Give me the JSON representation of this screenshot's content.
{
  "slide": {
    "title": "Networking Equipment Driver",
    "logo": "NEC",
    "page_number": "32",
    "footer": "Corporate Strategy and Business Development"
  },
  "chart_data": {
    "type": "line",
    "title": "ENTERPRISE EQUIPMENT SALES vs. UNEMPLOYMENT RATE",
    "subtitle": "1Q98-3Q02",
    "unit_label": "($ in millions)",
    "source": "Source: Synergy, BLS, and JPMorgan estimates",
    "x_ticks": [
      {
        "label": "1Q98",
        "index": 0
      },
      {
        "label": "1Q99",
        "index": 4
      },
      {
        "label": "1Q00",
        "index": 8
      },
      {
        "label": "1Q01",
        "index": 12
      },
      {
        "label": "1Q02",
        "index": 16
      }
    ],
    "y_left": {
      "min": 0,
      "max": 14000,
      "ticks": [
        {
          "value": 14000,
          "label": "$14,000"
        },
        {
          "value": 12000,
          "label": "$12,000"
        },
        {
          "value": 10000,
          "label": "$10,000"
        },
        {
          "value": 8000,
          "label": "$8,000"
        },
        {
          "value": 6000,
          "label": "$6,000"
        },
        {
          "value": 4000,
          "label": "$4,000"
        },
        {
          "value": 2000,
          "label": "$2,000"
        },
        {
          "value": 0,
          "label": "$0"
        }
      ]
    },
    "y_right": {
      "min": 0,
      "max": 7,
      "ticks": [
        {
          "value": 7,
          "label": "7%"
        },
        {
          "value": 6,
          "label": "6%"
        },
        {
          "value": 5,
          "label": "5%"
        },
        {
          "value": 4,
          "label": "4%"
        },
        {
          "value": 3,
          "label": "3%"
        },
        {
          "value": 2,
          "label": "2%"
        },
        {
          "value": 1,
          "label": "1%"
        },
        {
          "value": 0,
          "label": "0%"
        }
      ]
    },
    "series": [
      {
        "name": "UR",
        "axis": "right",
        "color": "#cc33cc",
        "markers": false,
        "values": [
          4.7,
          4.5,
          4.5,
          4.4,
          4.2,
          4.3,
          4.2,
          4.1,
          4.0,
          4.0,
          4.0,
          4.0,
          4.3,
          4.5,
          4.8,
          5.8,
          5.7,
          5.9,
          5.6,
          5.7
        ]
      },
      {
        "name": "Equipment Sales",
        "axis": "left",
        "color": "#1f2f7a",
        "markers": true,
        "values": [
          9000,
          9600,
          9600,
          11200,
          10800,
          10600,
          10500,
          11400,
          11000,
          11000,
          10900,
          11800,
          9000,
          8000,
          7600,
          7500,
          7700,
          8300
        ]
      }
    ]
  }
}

# # #

## WRITTEN PROBLEM
Reproduce the data in full, exactly as presented.

## WORKED SOLUTION
Give me the JSON representation of this screenshot's content.
{
  "slide": {
    "title": "Networking Equipment Driver",
    "logo": "NEC",
    "page_number": "32",
    "footer": "Corporate Strategy and Business Development"
  },
  "chart_data": {
    "type": "line",
    "title": "ENTERPRISE EQUIPMENT SALES vs. UNEMPLOYMENT RATE",
    "subtitle": "1Q98-3Q02",
    "unit_label": "($ in millions)",
    "source": "Source: Synergy, BLS, and JPMorgan estimates",
    "x_ticks": [
      {
        "label": "1Q98",
        "index": 0
      },
      {
        "label": "1Q99",
        "index": 4
      },
      {
        "label": "1Q00",
        "index": 8
      },
      {
        "label": "1Q01",
        "index": 12
      },
      {
        "label": "1Q02",
        "index": 16
      }
    ],
    "y_left": {
      "min": 0,
      "max": 14000,
      "ticks": [
        {
          "value": 14000,
          "label": "$14,000"
        },
        {
          "value": 12000,
          "label": "$12,000"
        },
        {
          "value": 10000,
          "label": "$10,000"
        },
        {
          "value": 8000,
          "label": "$8,000"
        },
        {
          "value": 6000,
          "label": "$6,000"
        },
        {
          "value": 4000,
          "label": "$4,000"
        },
        {
          "value": 2000,
          "label": "$2,000"
        },
        {
          "value": 0,
          "label": "$0"
        }
      ]
    },
    "y_right": {
      "min": 0,
      "max": 7,
      "ticks": [
        {
          "value": 7,
          "label": "7%"
        },
        {
          "value": 6,
          "label": "6%"
        },
        {
          "value": 5,
          "label": "5%"
        },
        {
          "value": 4,
          "label": "4%"
        },
        {
          "value": 3,
          "label": "3%"
        },
        {
          "value": 2,
          "label": "2%"
        },
        {
          "value": 1,
          "label": "1%"
        },
        {
          "value": 0,
          "label": "0%"
        }
      ]
    },
    "series": [
      {
        "name": "UR",
        "axis": "right",
        "color": "#cc33cc",
        "markers": false,
        "values": [
          4.7,
          4.5,
          4.5,
          4.4,
          4.2,
          4.3,
          4.2,
          4.1,
          4.0,
          4.0,
          4.0,
          4.0,
          4.3,
          4.5,
          4.8,
          5.8,
          5.7,
          5.9,
          5.6,
          5.7
        ]
      },
      {
        "name": "Equipment Sales",
        "axis": "left",
        "color": "#1f2f7a",
        "markers": true,
        "values": [
          9000,
          9600,
          9600,
          11200,
          10800,
          10600,
          10500,
          11400,
          11000,
          11000,
          10900,
          11800,
          9000,
          8000,
          7600,
          7500,
          7700,
          8300
        ]
      }
    ]
  }
}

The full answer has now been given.